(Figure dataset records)
** begin **
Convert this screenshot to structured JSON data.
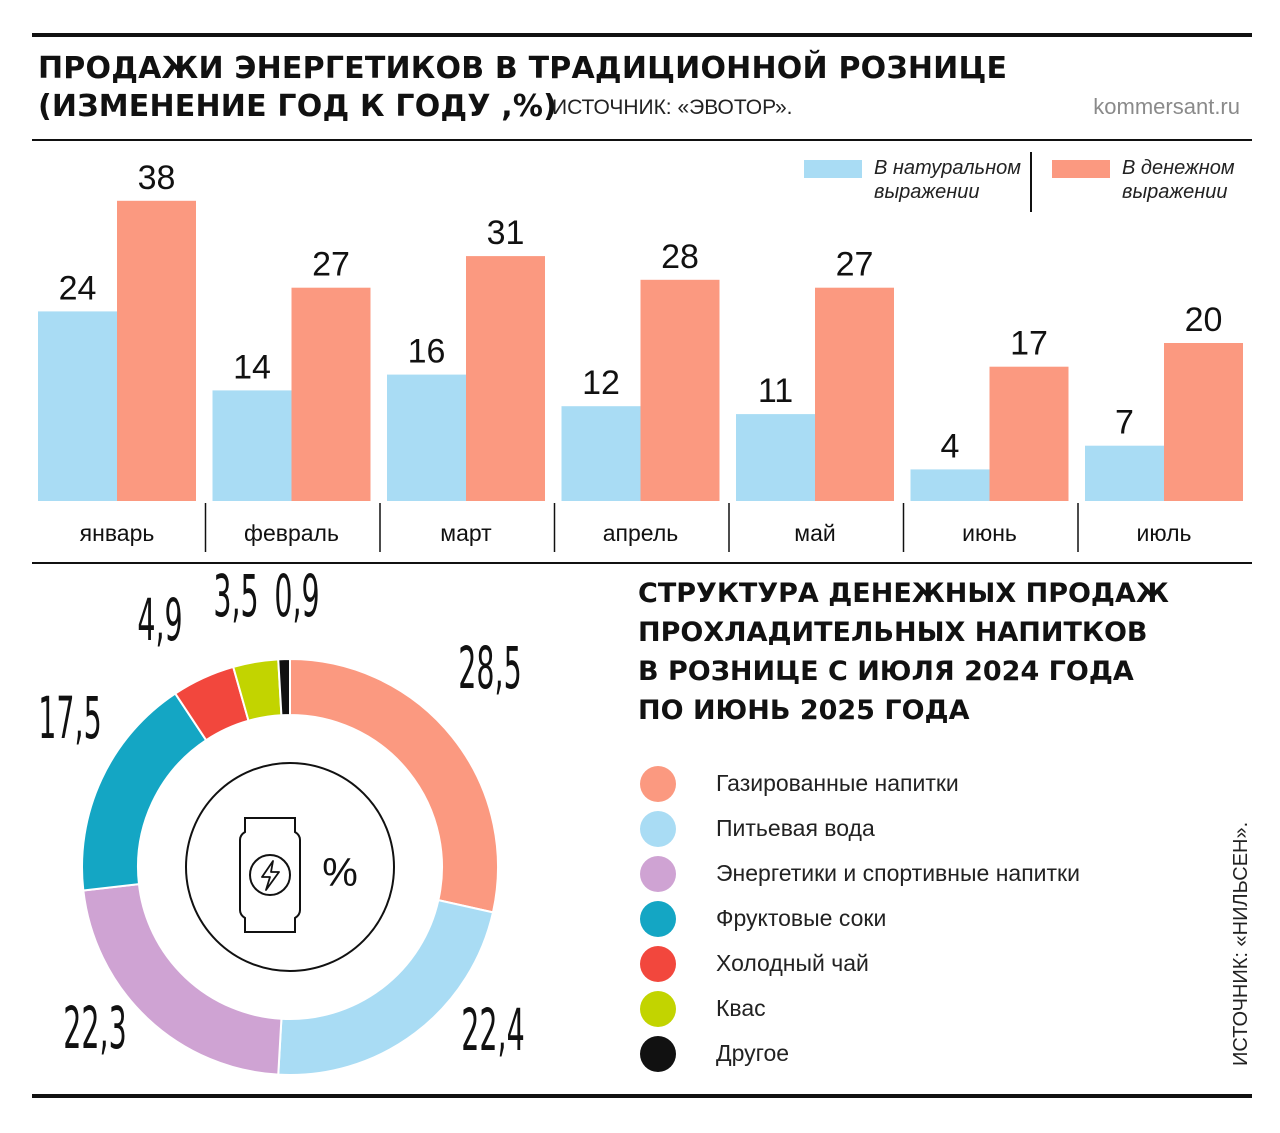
{
  "header": {
    "title_line1": "ПРОДАЖИ ЭНЕРГЕТИКОВ В ТРАДИЦИОННОЙ РОЗНИЦЕ",
    "title_line2": "(ИЗМЕНЕНИЕ ГОД К ГОДУ ,%)",
    "source": "ИСТОЧНИК: «ЭВОТОР».",
    "site": "kommersant.ru"
  },
  "chart_data": [
    {
      "type": "bar",
      "categories": [
        "январь",
        "февраль",
        "март",
        "апрель",
        "май",
        "июнь",
        "июль"
      ],
      "series": [
        {
          "name": "В натуральном выражении",
          "color": "#a9dcf4",
          "values": [
            24,
            14,
            16,
            12,
            11,
            4,
            7
          ]
        },
        {
          "name": "В денежном выражении",
          "color": "#fb9980",
          "values": [
            38,
            27,
            31,
            28,
            27,
            17,
            20
          ]
        }
      ],
      "legend": {
        "placement": "top-right",
        "items": [
          {
            "line1": "В натуральном",
            "line2": "выражении",
            "color": "#a9dcf4"
          },
          {
            "line1": "В денежном",
            "line2": "выражении",
            "color": "#fb9980"
          }
        ]
      },
      "ylim": [
        0,
        40
      ],
      "grid": false,
      "axes_visible": false
    },
    {
      "type": "pie",
      "variant": "donut",
      "title_lines": [
        "СТРУКТУРА ДЕНЕЖНЫХ ПРОДАЖ",
        "ПРОХЛАДИТЕЛЬНЫХ НАПИТКОВ",
        "В РОЗНИЦЕ С ИЮЛЯ 2024 ГОДА",
        "ПО ИЮНЬ 2025 ГОДА"
      ],
      "center_label": "%",
      "center_icon": "energy-drink-can-icon",
      "slices": [
        {
          "label": "Газированные напитки",
          "value": 28.5,
          "value_text": "28,5",
          "color": "#fb9980"
        },
        {
          "label": "Питьевая вода",
          "value": 22.4,
          "value_text": "22,4",
          "color": "#a9dcf4"
        },
        {
          "label": "Энергетики и спортивные напитки",
          "value": 22.3,
          "value_text": "22,3",
          "color": "#cfa3d3"
        },
        {
          "label": "Фруктовые соки",
          "value": 17.5,
          "value_text": "17,5",
          "color": "#14a6c4"
        },
        {
          "label": "Холодный чай",
          "value": 4.9,
          "value_text": "4,9",
          "color": "#f2473d"
        },
        {
          "label": "Квас",
          "value": 3.5,
          "value_text": "3,5",
          "color": "#c2d400"
        },
        {
          "label": "Другое",
          "value": 0.9,
          "value_text": "0,9",
          "color": "#111111"
        }
      ],
      "source": "ИСТОЧНИК: «НИЛЬСЕН»."
    }
  ]
}
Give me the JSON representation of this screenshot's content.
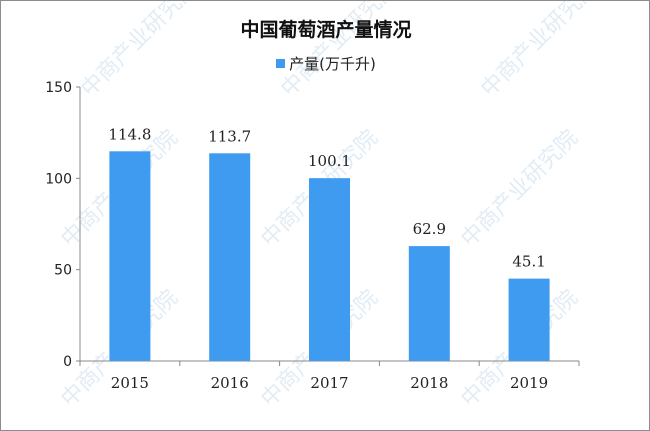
{
  "watermark": "中商产业研究院",
  "chart_data": {
    "type": "bar",
    "title": "中国葡萄酒产量情况",
    "categories": [
      "2015",
      "2016",
      "2017",
      "2018",
      "2019"
    ],
    "series": [
      {
        "name": "产量(万千升)",
        "values": [
          114.8,
          113.7,
          100.1,
          62.9,
          45.1
        ],
        "color": "#3e9bf0"
      }
    ],
    "data_labels": [
      "114.8",
      "113.7",
      "100.1",
      "62.9",
      "45.1"
    ],
    "ylim": [
      0,
      150
    ],
    "yticks": [
      "0",
      "50",
      "100",
      "150"
    ],
    "grid": false,
    "legend_position": "top"
  }
}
** end **
### [DIRECTIONS]
Pictures stay out; reproduce every line of the records exactly.

### [THE SOLUTION]
Convert this screenshot to structured JSON data.
{
  "header": {
    "title_line1": "ПРОДАЖИ ЭНЕРГЕТИКОВ В ТРАДИЦИОННОЙ РОЗНИЦЕ",
    "title_line2": "(ИЗМЕНЕНИЕ ГОД К ГОДУ ,%)",
    "source": "ИСТОЧНИК: «ЭВОТОР».",
    "site": "kommersant.ru"
  },
  "chart_data": [
    {
      "type": "bar",
      "categories": [
        "январь",
        "февраль",
        "март",
        "апрель",
        "май",
        "июнь",
        "июль"
      ],
      "series": [
        {
          "name": "В натуральном выражении",
          "color": "#a9dcf4",
          "values": [
            24,
            14,
            16,
            12,
            11,
            4,
            7
          ]
        },
        {
          "name": "В денежном выражении",
          "color": "#fb9980",
          "values": [
            38,
            27,
            31,
            28,
            27,
            17,
            20
          ]
        }
      ],
      "legend": {
        "placement": "top-right",
        "items": [
          {
            "line1": "В натуральном",
            "line2": "выражении",
            "color": "#a9dcf4"
          },
          {
            "line1": "В денежном",
            "line2": "выражении",
            "color": "#fb9980"
          }
        ]
      },
      "ylim": [
        0,
        40
      ],
      "grid": false,
      "axes_visible": false
    },
    {
      "type": "pie",
      "variant": "donut",
      "title_lines": [
        "СТРУКТУРА ДЕНЕЖНЫХ ПРОДАЖ",
        "ПРОХЛАДИТЕЛЬНЫХ НАПИТКОВ",
        "В РОЗНИЦЕ С ИЮЛЯ 2024 ГОДА",
        "ПО ИЮНЬ 2025 ГОДА"
      ],
      "center_label": "%",
      "center_icon": "energy-drink-can-icon",
      "slices": [
        {
          "label": "Газированные напитки",
          "value": 28.5,
          "value_text": "28,5",
          "color": "#fb9980"
        },
        {
          "label": "Питьевая вода",
          "value": 22.4,
          "value_text": "22,4",
          "color": "#a9dcf4"
        },
        {
          "label": "Энергетики и спортивные напитки",
          "value": 22.3,
          "value_text": "22,3",
          "color": "#cfa3d3"
        },
        {
          "label": "Фруктовые соки",
          "value": 17.5,
          "value_text": "17,5",
          "color": "#14a6c4"
        },
        {
          "label": "Холодный чай",
          "value": 4.9,
          "value_text": "4,9",
          "color": "#f2473d"
        },
        {
          "label": "Квас",
          "value": 3.5,
          "value_text": "3,5",
          "color": "#c2d400"
        },
        {
          "label": "Другое",
          "value": 0.9,
          "value_text": "0,9",
          "color": "#111111"
        }
      ],
      "source": "ИСТОЧНИК: «НИЛЬСЕН»."
    }
  ]
}
Give me the JSON representation of this screenshot's content.
{
  "watermark": "中商产业研究院",
  "chart_data": {
    "type": "bar",
    "title": "中国葡萄酒产量情况",
    "categories": [
      "2015",
      "2016",
      "2017",
      "2018",
      "2019"
    ],
    "series": [
      {
        "name": "产量(万千升)",
        "values": [
          114.8,
          113.7,
          100.1,
          62.9,
          45.1
        ],
        "color": "#3e9bf0"
      }
    ],
    "data_labels": [
      "114.8",
      "113.7",
      "100.1",
      "62.9",
      "45.1"
    ],
    "ylim": [
      0,
      150
    ],
    "yticks": [
      "0",
      "50",
      "100",
      "150"
    ],
    "grid": false,
    "legend_position": "top"
  }
}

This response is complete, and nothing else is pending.